Start of Input

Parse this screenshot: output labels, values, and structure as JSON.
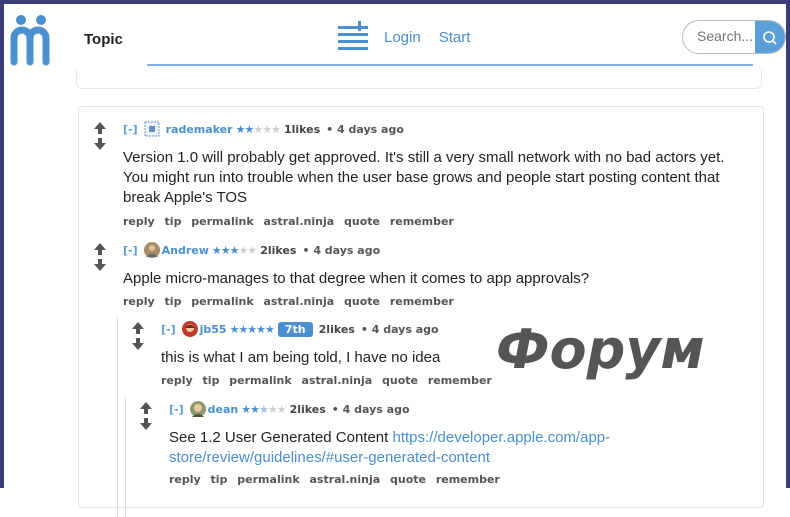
{
  "header": {
    "topic": "Topic",
    "nav": [
      "Login",
      "Start"
    ],
    "search_placeholder": "Search..."
  },
  "comments": [
    {
      "toggle": "[-]",
      "user": "rademaker",
      "stars": 2,
      "likes": "1likes",
      "age": "• 4 days ago",
      "text": "Version 1.0 will probably get approved. It's still a very small network with no bad actors yet. You might run into trouble when the user base grows and people start posting content that break Apple's TOS",
      "actions": [
        "reply",
        "tip",
        "permalink",
        "astral.ninja",
        "quote",
        "remember"
      ]
    },
    {
      "toggle": "[-]",
      "user": "Andrew",
      "stars": 3,
      "likes": "2likes",
      "age": "• 4 days ago",
      "text": "Apple micro-manages to that degree when it comes to app approvals?",
      "actions": [
        "reply",
        "tip",
        "permalink",
        "astral.ninja",
        "quote",
        "remember"
      ]
    },
    {
      "toggle": "[-]",
      "user": "jb55",
      "stars": 5,
      "badge": "7th",
      "likes": "2likes",
      "age": "• 4 days ago",
      "text": "this is what I am being told, I have no idea",
      "actions": [
        "reply",
        "tip",
        "permalink",
        "astral.ninja",
        "quote",
        "remember"
      ]
    },
    {
      "toggle": "[-]",
      "user": "dean",
      "stars": 2.5,
      "likes": "2likes",
      "age": "• 4 days ago",
      "text": "See 1.2 User Generated Content ",
      "link": "https://developer.apple.com/app-store/review/guidelines/#user-generated-content",
      "actions": [
        "reply",
        "tip",
        "permalink",
        "astral.ninja",
        "quote",
        "remember"
      ]
    }
  ],
  "watermark": "Форум",
  "colors": {
    "accent": "#4a8fcf",
    "frame": "#3b3b7a"
  }
}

End of Input

What is asked -> Pictures are to be left out; the records above must be repeated word for word.

Solution ->
Parse this screenshot: output labels, values, and structure as JSON.
{
  "header": {
    "topic": "Topic",
    "nav": [
      "Login",
      "Start"
    ],
    "search_placeholder": "Search..."
  },
  "comments": [
    {
      "toggle": "[-]",
      "user": "rademaker",
      "stars": 2,
      "likes": "1likes",
      "age": "• 4 days ago",
      "text": "Version 1.0 will probably get approved. It's still a very small network with no bad actors yet. You might run into trouble when the user base grows and people start posting content that break Apple's TOS",
      "actions": [
        "reply",
        "tip",
        "permalink",
        "astral.ninja",
        "quote",
        "remember"
      ]
    },
    {
      "toggle": "[-]",
      "user": "Andrew",
      "stars": 3,
      "likes": "2likes",
      "age": "• 4 days ago",
      "text": "Apple micro-manages to that degree when it comes to app approvals?",
      "actions": [
        "reply",
        "tip",
        "permalink",
        "astral.ninja",
        "quote",
        "remember"
      ]
    },
    {
      "toggle": "[-]",
      "user": "jb55",
      "stars": 5,
      "badge": "7th",
      "likes": "2likes",
      "age": "• 4 days ago",
      "text": "this is what I am being told, I have no idea",
      "actions": [
        "reply",
        "tip",
        "permalink",
        "astral.ninja",
        "quote",
        "remember"
      ]
    },
    {
      "toggle": "[-]",
      "user": "dean",
      "stars": 2.5,
      "likes": "2likes",
      "age": "• 4 days ago",
      "text": "See 1.2 User Generated Content ",
      "link": "https://developer.apple.com/app-store/review/guidelines/#user-generated-content",
      "actions": [
        "reply",
        "tip",
        "permalink",
        "astral.ninja",
        "quote",
        "remember"
      ]
    }
  ],
  "watermark": "Форум",
  "colors": {
    "accent": "#4a8fcf",
    "frame": "#3b3b7a"
  }
}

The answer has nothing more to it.